- **EXERCISE BRIEF**
Find how many lines in the material hold the word "Completa", then state that number and nothing more.

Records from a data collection
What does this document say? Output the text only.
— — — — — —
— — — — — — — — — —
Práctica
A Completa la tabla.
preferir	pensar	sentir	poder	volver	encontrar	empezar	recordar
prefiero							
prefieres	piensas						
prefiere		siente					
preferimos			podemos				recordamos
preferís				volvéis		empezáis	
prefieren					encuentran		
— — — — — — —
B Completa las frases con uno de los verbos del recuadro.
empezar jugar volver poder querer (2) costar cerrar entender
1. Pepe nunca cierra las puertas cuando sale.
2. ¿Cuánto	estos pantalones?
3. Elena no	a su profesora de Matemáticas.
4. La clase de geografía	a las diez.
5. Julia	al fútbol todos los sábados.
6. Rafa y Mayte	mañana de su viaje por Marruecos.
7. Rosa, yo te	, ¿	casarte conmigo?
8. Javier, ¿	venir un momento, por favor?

- **TASK RESULT**
2